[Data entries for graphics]
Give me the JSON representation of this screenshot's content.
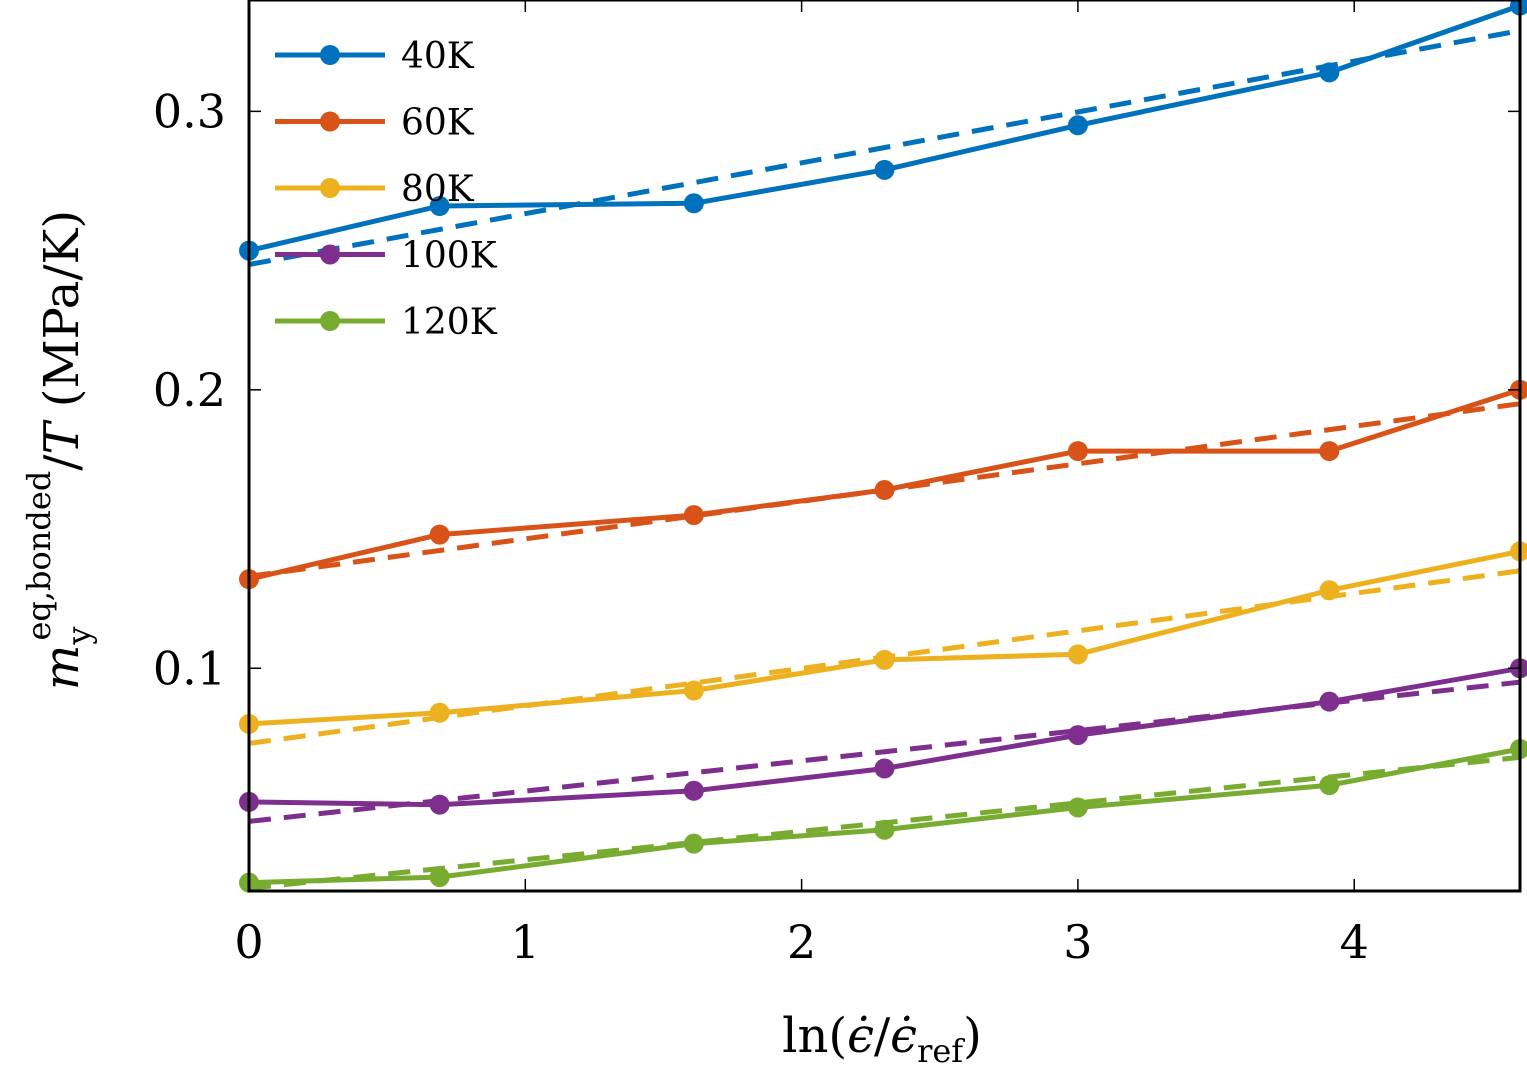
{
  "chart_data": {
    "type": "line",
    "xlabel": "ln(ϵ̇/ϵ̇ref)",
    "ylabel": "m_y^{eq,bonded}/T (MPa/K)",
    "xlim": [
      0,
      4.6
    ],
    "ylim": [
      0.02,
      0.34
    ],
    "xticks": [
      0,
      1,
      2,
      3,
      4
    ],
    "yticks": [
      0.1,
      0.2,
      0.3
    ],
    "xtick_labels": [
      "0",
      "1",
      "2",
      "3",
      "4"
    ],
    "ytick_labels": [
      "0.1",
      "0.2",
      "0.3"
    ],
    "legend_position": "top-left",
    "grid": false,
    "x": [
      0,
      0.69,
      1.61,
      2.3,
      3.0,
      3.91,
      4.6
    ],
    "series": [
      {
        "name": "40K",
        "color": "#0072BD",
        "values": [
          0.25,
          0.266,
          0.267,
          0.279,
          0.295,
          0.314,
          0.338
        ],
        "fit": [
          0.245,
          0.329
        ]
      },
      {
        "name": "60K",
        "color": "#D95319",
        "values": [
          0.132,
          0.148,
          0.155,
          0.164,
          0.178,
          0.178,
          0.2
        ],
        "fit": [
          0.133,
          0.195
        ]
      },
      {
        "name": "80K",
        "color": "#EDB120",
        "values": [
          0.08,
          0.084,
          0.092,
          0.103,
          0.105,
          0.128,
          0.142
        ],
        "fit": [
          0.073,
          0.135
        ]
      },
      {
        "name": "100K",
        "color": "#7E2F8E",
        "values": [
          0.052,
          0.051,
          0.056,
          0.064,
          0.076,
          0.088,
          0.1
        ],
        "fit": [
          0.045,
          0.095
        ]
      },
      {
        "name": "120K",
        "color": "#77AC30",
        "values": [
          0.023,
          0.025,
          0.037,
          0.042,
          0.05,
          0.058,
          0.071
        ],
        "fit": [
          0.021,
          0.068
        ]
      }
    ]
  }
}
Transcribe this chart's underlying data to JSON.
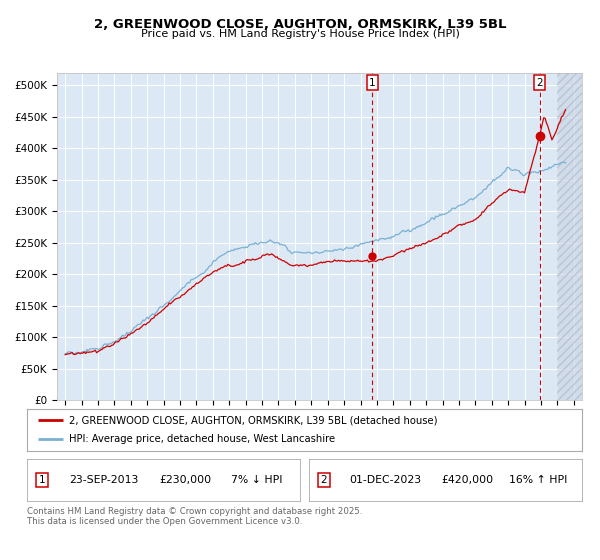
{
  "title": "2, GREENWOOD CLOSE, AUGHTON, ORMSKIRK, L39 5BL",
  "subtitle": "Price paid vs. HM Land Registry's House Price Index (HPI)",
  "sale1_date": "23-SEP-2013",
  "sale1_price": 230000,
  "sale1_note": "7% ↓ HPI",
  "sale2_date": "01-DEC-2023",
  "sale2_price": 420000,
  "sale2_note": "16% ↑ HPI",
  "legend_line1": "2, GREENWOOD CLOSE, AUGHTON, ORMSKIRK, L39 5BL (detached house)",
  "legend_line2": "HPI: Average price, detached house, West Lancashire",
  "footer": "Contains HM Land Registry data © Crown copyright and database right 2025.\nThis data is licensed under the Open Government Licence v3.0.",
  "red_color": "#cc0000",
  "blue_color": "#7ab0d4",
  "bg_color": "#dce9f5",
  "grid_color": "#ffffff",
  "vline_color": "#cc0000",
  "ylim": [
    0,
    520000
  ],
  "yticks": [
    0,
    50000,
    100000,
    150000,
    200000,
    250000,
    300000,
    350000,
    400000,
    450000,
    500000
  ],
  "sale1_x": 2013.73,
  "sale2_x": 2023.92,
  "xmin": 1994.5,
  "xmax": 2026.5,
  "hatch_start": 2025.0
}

What you will do: On how many lines does the word "detached" appear? Answer with only the number.

In response: 2